** start SOURCE DATA **
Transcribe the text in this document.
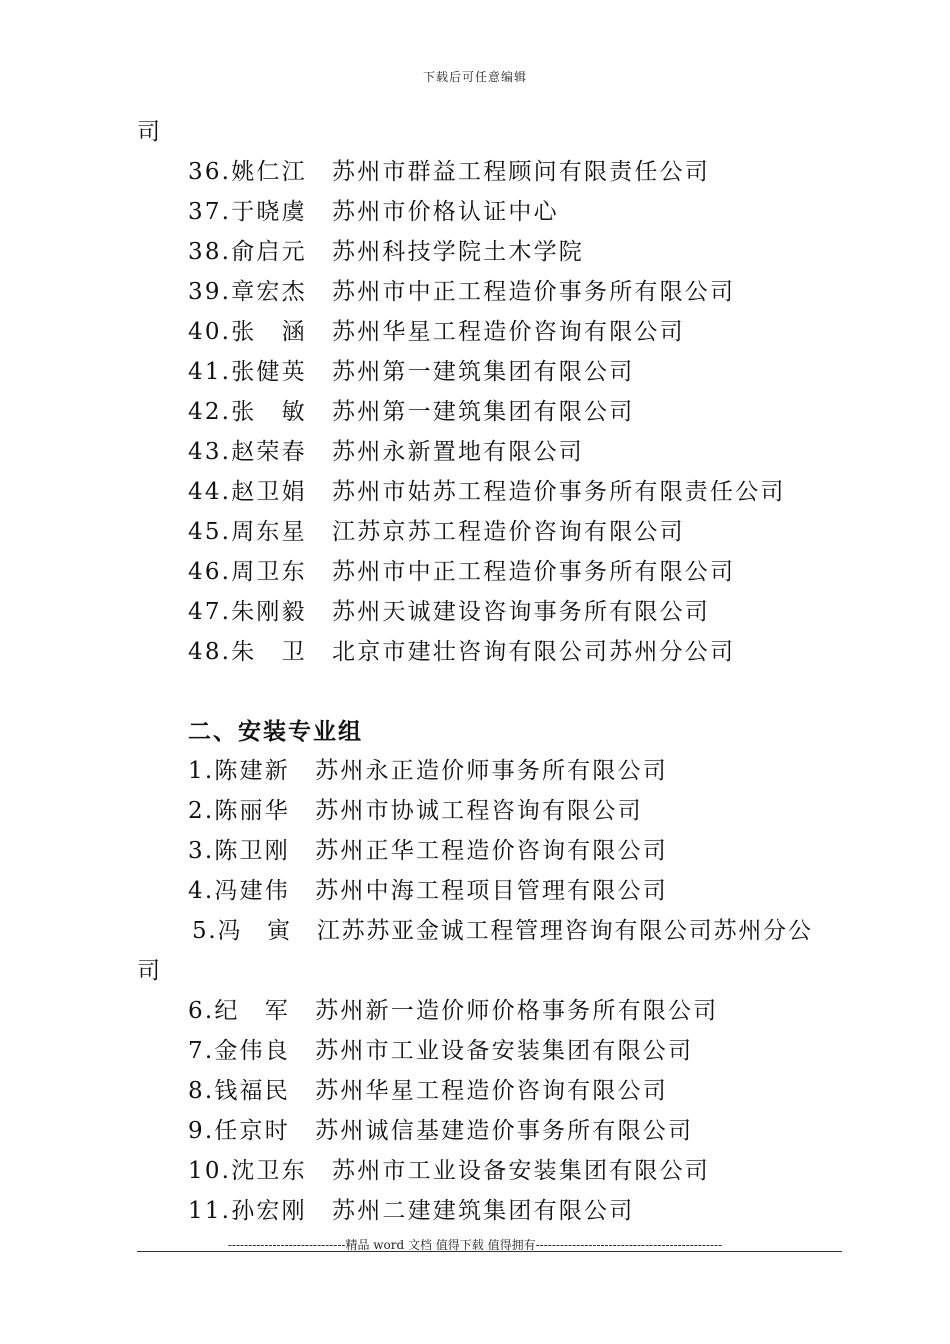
下载后可任意编辑
司
36.姚仁江　 苏州市群益工程顾问有限责任公司
37.于晓虞　 苏州市价格认证中心
38.俞启元　 苏州科技学院土木学院
39.章宏杰　 苏州市中正工程造价事务所有限公司
40.张　涵　 苏州华星工程造价咨询有限公司
41.张健英　 苏州第一建筑集团有限公司
42.张　敏　 苏州第一建筑集团有限公司
43.赵荣春　 苏州永新置地有限公司
44.赵卫娟　 苏州市姑苏工程造价事务所有限责任公司
45.周东星　 江苏京苏工程造价咨询有限公司
46.周卫东　 苏州市中正工程造价事务所有限公司
47.朱刚毅　 苏州天诚建设咨询事务所有限公司
48.朱　卫　 北京市建壮咨询有限公司苏州分公司
二、安装专业组
1.陈建新　 苏州永正造价师事务所有限公司
2.陈丽华　 苏州市协诚工程咨询有限公司
3.陈卫刚　 苏州正华工程造价咨询有限公司
4.冯建伟　 苏州中海工程项目管理有限公司
5.冯　寅　 江苏苏亚金诚工程管理咨询有限公司苏州分公
司
6.纪　军　 苏州新一造价师价格事务所有限公司
7.金伟良　 苏州市工业设备安装集团有限公司
8.钱福民　 苏州华星工程造价咨询有限公司
9.任京时　 苏州诚信基建造价事务所有限公司
10.沈卫东　 苏州市工业设备安装集团有限公司
11.孙宏刚　 苏州二建建筑集团有限公司
-----------------------------精品 word 文档 值得下载 值得拥有----------------------------------------------
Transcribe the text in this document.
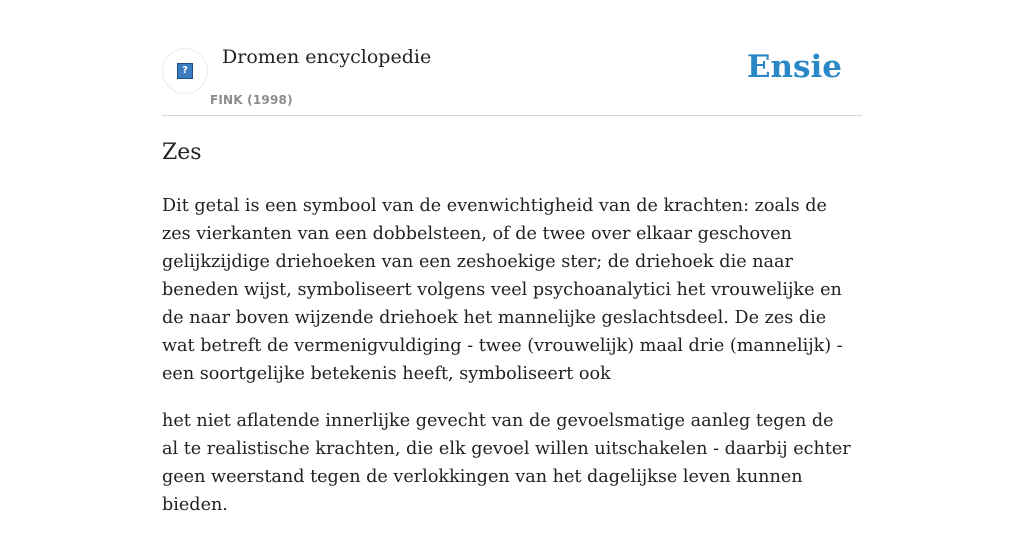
?
Dromen encyclopedie
FINK (1998)
Ensie
Zes

Dit getal is een symbool van de evenwichtigheid van de krachten: zoals de zes vierkanten van een dobbelsteen, of de twee over elkaar geschoven gelijkzijdige driehoeken van een zeshoekige ster; de driehoek die naar beneden wijst, symboliseert volgens veel psychoanalytici het vrouwelijke en de naar boven wijzende driehoek het mannelijke geslachtsdeel. De zes die wat betreft de vermenigvuldiging - twee (vrouwelijk) maal drie (mannelijk) - een soortgelijke betekenis heeft, symboliseert ook

het niet aflatende innerlijke gevecht van de gevoelsmatige aanleg tegen de al te realistische krachten, die elk gevoel willen uitschakelen - daarbij echter geen weerstand tegen de verlokkingen van het dagelijkse leven kunnen bieden.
** end SOURCE DATA **
Print the complete listing exactly as it stands, without its pictures.

**CORRECT RESULT:**
Transcribe the text in this document.
下载后可任意编辑
司
36.姚仁江　 苏州市群益工程顾问有限责任公司
37.于晓虞　 苏州市价格认证中心
38.俞启元　 苏州科技学院土木学院
39.章宏杰　 苏州市中正工程造价事务所有限公司
40.张　涵　 苏州华星工程造价咨询有限公司
41.张健英　 苏州第一建筑集团有限公司
42.张　敏　 苏州第一建筑集团有限公司
43.赵荣春　 苏州永新置地有限公司
44.赵卫娟　 苏州市姑苏工程造价事务所有限责任公司
45.周东星　 江苏京苏工程造价咨询有限公司
46.周卫东　 苏州市中正工程造价事务所有限公司
47.朱刚毅　 苏州天诚建设咨询事务所有限公司
48.朱　卫　 北京市建壮咨询有限公司苏州分公司
二、安装专业组
1.陈建新　 苏州永正造价师事务所有限公司
2.陈丽华　 苏州市协诚工程咨询有限公司
3.陈卫刚　 苏州正华工程造价咨询有限公司
4.冯建伟　 苏州中海工程项目管理有限公司
5.冯　寅　 江苏苏亚金诚工程管理咨询有限公司苏州分公
司
6.纪　军　 苏州新一造价师价格事务所有限公司
7.金伟良　 苏州市工业设备安装集团有限公司
8.钱福民　 苏州华星工程造价咨询有限公司
9.任京时　 苏州诚信基建造价事务所有限公司
10.沈卫东　 苏州市工业设备安装集团有限公司
11.孙宏刚　 苏州二建建筑集团有限公司
-----------------------------精品 word 文档 值得下载 值得拥有----------------------------------------------
Transcribe the text in this document.
?
Dromen encyclopedie
FINK (1998)
Ensie
Zes

Dit getal is een symbool van de evenwichtigheid van de krachten: zoals de zes vierkanten van een dobbelsteen, of de twee over elkaar geschoven gelijkzijdige driehoeken van een zeshoekige ster; de driehoek die naar beneden wijst, symboliseert volgens veel psychoanalytici het vrouwelijke en de naar boven wijzende driehoek het mannelijke geslachtsdeel. De zes die wat betreft de vermenigvuldiging - twee (vrouwelijk) maal drie (mannelijk) - een soortgelijke betekenis heeft, symboliseert ook

het niet aflatende innerlijke gevecht van de gevoelsmatige aanleg tegen de al te realistische krachten, die elk gevoel willen uitschakelen - daarbij echter geen weerstand tegen de verlokkingen van het dagelijkse leven kunnen bieden.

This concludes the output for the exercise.